[MATERIAL PROVIDED start]
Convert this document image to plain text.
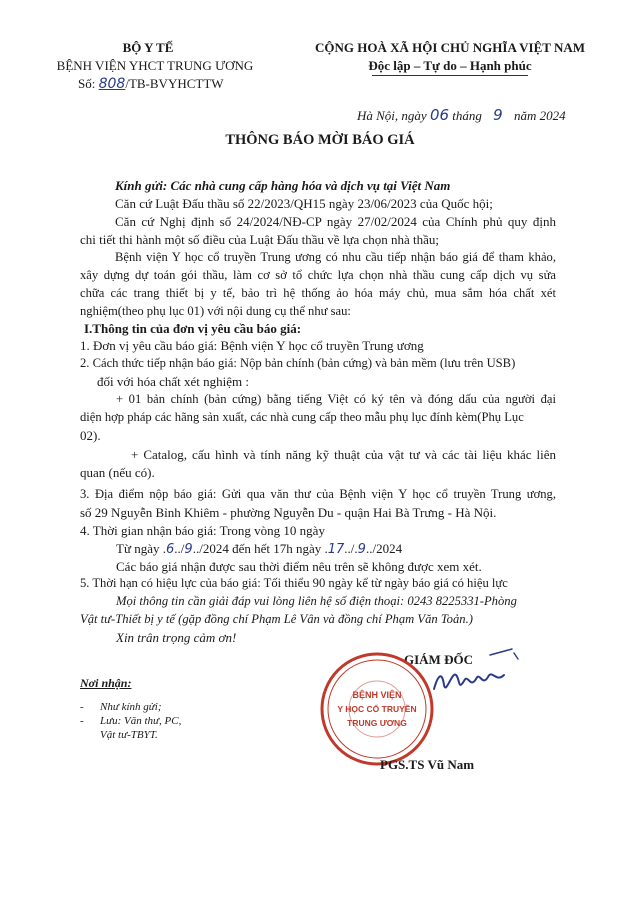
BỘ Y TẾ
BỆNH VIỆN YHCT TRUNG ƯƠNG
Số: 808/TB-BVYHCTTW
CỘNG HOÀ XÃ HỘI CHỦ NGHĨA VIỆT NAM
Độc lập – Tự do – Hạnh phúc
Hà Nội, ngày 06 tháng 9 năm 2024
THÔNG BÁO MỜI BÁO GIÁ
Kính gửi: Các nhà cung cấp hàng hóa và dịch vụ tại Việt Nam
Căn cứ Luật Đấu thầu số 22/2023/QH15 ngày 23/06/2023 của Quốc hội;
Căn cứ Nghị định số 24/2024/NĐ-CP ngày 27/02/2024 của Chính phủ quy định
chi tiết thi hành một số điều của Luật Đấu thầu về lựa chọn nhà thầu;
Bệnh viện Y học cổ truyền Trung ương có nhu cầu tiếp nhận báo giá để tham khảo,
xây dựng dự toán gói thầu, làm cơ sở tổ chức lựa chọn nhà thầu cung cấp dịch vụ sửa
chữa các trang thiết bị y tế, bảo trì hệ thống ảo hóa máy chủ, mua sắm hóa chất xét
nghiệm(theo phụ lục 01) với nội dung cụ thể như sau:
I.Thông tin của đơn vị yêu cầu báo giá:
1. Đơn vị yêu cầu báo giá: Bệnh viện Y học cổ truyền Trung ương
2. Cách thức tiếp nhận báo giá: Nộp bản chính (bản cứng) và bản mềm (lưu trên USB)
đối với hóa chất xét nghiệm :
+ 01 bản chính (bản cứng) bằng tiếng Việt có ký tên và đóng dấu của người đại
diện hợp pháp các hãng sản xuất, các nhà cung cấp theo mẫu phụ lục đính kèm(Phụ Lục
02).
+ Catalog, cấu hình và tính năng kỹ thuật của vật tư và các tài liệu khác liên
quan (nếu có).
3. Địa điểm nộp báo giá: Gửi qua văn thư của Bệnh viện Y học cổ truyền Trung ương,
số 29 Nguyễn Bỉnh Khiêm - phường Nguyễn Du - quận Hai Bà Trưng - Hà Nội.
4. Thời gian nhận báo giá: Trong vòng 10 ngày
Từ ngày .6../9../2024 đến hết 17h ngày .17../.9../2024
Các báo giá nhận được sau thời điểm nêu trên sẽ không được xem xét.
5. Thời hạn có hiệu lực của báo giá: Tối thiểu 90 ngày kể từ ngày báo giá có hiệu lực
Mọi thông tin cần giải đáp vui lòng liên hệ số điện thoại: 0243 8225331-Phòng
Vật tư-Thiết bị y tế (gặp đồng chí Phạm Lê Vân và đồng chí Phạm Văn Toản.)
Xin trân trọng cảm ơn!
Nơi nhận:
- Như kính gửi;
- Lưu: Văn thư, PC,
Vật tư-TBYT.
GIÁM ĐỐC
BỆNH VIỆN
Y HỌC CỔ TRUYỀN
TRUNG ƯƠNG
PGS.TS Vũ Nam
[MATERIAL PROVIDED end]
WHAT YOU WILL DO
The records above should be reproduced exactly, with no pictures included.

RESULT BELOW
Convert this document image to plain text.
BỘ Y TẾ
BỆNH VIỆN YHCT TRUNG ƯƠNG
Số: 808/TB-BVYHCTTW
CỘNG HOÀ XÃ HỘI CHỦ NGHĨA VIỆT NAM
Độc lập – Tự do – Hạnh phúc
Hà Nội, ngày 06 tháng 9 năm 2024
THÔNG BÁO MỜI BÁO GIÁ
Kính gửi: Các nhà cung cấp hàng hóa và dịch vụ tại Việt Nam
Căn cứ Luật Đấu thầu số 22/2023/QH15 ngày 23/06/2023 của Quốc hội;
Căn cứ Nghị định số 24/2024/NĐ-CP ngày 27/02/2024 của Chính phủ quy định
chi tiết thi hành một số điều của Luật Đấu thầu về lựa chọn nhà thầu;
Bệnh viện Y học cổ truyền Trung ương có nhu cầu tiếp nhận báo giá để tham khảo,
xây dựng dự toán gói thầu, làm cơ sở tổ chức lựa chọn nhà thầu cung cấp dịch vụ sửa
chữa các trang thiết bị y tế, bảo trì hệ thống ảo hóa máy chủ, mua sắm hóa chất xét
nghiệm(theo phụ lục 01) với nội dung cụ thể như sau:
I.Thông tin của đơn vị yêu cầu báo giá:
1. Đơn vị yêu cầu báo giá: Bệnh viện Y học cổ truyền Trung ương
2. Cách thức tiếp nhận báo giá: Nộp bản chính (bản cứng) và bản mềm (lưu trên USB)
đối với hóa chất xét nghiệm :
+ 01 bản chính (bản cứng) bằng tiếng Việt có ký tên và đóng dấu của người đại
diện hợp pháp các hãng sản xuất, các nhà cung cấp theo mẫu phụ lục đính kèm(Phụ Lục
02).
+ Catalog, cấu hình và tính năng kỹ thuật của vật tư và các tài liệu khác liên
quan (nếu có).
3. Địa điểm nộp báo giá: Gửi qua văn thư của Bệnh viện Y học cổ truyền Trung ương,
số 29 Nguyễn Bỉnh Khiêm - phường Nguyễn Du - quận Hai Bà Trưng - Hà Nội.
4. Thời gian nhận báo giá: Trong vòng 10 ngày
Từ ngày .6../9../2024 đến hết 17h ngày .17../.9../2024
Các báo giá nhận được sau thời điểm nêu trên sẽ không được xem xét.
5. Thời hạn có hiệu lực của báo giá: Tối thiểu 90 ngày kể từ ngày báo giá có hiệu lực
Mọi thông tin cần giải đáp vui lòng liên hệ số điện thoại: 0243 8225331-Phòng
Vật tư-Thiết bị y tế (gặp đồng chí Phạm Lê Vân và đồng chí Phạm Văn Toản.)
Xin trân trọng cảm ơn!
Nơi nhận:
- Như kính gửi;
- Lưu: Văn thư, PC,
Vật tư-TBYT.
GIÁM ĐỐC
BỆNH VIỆN
Y HỌC CỔ TRUYỀN
TRUNG ƯƠNG
PGS.TS Vũ Nam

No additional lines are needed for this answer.